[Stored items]
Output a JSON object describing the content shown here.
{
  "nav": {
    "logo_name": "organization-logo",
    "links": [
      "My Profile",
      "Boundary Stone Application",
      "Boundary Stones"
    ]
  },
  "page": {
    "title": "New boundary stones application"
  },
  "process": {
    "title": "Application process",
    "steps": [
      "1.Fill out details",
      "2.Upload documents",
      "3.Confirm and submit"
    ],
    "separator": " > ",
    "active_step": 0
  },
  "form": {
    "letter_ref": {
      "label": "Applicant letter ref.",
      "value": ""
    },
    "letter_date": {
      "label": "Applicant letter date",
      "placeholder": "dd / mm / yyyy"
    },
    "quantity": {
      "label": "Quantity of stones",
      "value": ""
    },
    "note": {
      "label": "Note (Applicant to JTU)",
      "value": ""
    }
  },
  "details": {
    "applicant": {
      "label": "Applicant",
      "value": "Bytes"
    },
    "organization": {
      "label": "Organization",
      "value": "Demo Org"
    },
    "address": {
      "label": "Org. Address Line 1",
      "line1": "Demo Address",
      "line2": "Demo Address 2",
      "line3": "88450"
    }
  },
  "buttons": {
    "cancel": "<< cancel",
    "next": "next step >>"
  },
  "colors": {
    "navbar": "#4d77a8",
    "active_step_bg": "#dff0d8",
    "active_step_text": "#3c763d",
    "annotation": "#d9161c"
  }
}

* * *

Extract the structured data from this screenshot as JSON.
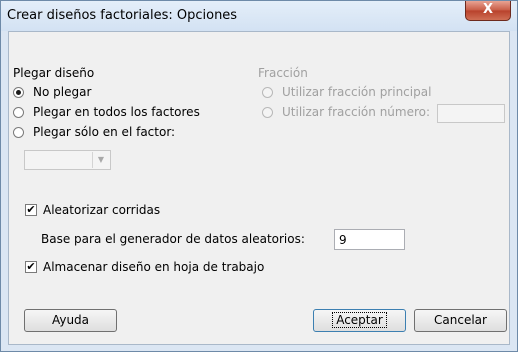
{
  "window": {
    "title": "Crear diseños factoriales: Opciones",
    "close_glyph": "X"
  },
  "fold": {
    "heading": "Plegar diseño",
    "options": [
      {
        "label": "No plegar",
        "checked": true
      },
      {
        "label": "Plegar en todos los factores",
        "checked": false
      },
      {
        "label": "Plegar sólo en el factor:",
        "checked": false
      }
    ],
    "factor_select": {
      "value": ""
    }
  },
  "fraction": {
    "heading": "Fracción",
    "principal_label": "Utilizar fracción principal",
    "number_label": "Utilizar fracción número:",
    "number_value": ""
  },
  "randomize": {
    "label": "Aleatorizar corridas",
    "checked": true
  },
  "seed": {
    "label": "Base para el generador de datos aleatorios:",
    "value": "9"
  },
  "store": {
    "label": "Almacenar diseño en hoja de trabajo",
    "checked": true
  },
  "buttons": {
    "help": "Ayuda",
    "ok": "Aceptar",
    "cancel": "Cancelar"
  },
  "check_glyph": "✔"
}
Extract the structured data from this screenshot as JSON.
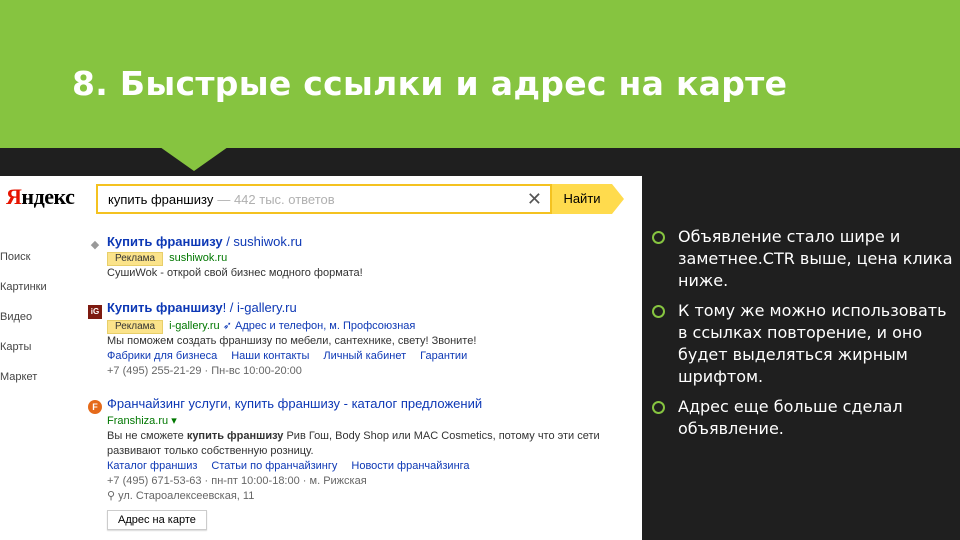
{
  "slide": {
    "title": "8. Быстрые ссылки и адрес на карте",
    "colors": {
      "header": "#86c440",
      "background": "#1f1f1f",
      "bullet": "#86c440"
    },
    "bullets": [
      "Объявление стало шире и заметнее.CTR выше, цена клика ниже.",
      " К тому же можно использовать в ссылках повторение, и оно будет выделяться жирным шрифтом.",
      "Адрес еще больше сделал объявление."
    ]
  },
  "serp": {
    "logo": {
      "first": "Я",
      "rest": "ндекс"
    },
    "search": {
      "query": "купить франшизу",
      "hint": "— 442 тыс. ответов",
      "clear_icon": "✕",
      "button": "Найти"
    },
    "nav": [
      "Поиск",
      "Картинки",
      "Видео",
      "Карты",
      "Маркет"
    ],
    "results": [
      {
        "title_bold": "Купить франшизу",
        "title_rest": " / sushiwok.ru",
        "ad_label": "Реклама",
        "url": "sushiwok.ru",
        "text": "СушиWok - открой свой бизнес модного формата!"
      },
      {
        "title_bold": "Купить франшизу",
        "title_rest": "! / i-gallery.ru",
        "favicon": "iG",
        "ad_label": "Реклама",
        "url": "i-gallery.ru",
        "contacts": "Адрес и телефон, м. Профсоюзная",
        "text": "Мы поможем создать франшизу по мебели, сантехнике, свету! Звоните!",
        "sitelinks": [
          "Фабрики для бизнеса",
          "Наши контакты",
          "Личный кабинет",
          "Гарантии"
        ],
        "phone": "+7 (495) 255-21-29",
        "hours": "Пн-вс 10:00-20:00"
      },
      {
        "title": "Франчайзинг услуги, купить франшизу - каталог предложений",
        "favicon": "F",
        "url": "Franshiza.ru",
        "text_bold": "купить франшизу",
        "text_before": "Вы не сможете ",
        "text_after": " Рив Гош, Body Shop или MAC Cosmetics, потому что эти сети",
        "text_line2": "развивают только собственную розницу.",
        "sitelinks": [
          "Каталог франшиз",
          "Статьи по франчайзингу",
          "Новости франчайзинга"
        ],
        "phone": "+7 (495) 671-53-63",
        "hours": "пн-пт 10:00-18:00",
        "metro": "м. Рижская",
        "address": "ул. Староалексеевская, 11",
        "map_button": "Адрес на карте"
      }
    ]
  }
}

▶ SHORT EXERCISE
Examine the records and pull out every line where the string "sushiwok" occurs.

▶ EXPECTED ANSWER
        "title_rest": " / sushiwok.ru",
        "url": "sushiwok.ru",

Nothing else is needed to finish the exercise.